[Collection entries]
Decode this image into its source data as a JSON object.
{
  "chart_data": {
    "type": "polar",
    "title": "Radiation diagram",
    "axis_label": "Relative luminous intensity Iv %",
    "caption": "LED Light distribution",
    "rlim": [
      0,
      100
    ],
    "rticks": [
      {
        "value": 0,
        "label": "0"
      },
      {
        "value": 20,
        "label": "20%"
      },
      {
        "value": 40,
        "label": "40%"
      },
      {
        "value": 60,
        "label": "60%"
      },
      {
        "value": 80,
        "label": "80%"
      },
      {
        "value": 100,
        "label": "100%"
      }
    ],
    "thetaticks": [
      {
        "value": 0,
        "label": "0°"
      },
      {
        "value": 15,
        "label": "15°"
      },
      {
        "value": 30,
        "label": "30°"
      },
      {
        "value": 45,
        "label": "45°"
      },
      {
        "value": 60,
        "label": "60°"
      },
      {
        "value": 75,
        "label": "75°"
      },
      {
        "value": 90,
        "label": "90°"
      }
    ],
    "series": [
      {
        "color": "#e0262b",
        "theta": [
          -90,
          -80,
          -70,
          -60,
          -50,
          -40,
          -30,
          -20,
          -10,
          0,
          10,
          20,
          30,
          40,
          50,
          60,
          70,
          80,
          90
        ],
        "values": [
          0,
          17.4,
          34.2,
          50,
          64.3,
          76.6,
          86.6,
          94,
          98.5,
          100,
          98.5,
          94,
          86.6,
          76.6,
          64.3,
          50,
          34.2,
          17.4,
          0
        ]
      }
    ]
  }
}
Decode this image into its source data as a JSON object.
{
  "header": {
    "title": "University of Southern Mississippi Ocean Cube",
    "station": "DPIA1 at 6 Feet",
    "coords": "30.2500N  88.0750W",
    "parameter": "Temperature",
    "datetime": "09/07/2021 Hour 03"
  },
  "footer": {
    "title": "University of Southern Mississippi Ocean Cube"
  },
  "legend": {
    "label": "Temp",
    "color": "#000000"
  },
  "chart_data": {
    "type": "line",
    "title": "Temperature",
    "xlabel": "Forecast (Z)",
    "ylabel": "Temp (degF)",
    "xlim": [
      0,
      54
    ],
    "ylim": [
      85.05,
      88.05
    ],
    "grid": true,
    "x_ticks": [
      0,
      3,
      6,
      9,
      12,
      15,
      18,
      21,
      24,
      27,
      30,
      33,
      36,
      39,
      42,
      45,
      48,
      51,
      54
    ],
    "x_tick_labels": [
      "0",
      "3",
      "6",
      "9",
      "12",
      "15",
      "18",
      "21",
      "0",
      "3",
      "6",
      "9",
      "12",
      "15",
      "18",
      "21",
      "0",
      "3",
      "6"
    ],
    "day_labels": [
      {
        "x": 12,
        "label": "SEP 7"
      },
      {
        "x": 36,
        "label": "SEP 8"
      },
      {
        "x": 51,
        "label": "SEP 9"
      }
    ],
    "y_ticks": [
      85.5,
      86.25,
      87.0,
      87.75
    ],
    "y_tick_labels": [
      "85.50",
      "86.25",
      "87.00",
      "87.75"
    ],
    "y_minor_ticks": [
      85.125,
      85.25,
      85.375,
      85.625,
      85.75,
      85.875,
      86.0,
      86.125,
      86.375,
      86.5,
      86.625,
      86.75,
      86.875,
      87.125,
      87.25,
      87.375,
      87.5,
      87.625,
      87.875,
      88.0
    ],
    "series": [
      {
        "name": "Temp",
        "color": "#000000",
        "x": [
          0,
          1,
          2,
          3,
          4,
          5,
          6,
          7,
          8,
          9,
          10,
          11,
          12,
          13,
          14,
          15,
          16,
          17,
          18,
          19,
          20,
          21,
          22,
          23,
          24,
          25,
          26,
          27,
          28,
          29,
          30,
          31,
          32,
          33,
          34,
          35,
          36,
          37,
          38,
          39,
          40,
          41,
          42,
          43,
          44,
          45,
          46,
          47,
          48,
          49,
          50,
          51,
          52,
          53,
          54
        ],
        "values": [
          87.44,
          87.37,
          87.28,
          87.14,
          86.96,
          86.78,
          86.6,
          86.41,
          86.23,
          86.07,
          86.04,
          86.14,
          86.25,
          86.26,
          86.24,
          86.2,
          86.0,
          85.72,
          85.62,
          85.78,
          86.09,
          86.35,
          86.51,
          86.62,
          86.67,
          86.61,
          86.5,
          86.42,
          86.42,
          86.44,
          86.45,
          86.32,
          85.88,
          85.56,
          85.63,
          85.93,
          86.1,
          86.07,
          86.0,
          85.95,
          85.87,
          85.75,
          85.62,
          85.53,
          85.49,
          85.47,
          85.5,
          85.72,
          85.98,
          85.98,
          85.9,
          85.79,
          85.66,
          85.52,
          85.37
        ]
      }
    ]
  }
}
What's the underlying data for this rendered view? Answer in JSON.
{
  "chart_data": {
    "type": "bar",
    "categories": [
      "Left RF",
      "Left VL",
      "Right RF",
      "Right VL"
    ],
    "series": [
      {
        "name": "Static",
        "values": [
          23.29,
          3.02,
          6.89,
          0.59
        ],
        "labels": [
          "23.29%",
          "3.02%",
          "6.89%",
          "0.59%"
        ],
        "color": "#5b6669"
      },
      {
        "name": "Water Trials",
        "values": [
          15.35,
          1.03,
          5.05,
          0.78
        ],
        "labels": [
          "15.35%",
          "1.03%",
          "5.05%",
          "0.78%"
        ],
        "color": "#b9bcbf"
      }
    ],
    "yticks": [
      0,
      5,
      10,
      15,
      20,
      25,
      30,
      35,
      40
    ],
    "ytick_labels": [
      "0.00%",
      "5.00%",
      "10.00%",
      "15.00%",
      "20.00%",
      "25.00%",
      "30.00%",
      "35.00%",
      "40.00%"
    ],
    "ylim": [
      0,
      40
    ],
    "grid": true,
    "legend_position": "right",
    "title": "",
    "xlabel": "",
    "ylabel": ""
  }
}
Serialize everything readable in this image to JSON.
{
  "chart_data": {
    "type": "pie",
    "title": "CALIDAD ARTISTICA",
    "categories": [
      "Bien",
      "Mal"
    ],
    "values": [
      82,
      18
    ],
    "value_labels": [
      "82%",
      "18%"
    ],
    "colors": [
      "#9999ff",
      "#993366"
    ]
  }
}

◆ Problem to solve ◆
Select every line of the material above holding the word "Ocean" and copy it.

◆ Completed exercise ◆
    "title": "University of Southern Mississippi Ocean Cube",
    "title": "University of Southern Mississippi Ocean Cube"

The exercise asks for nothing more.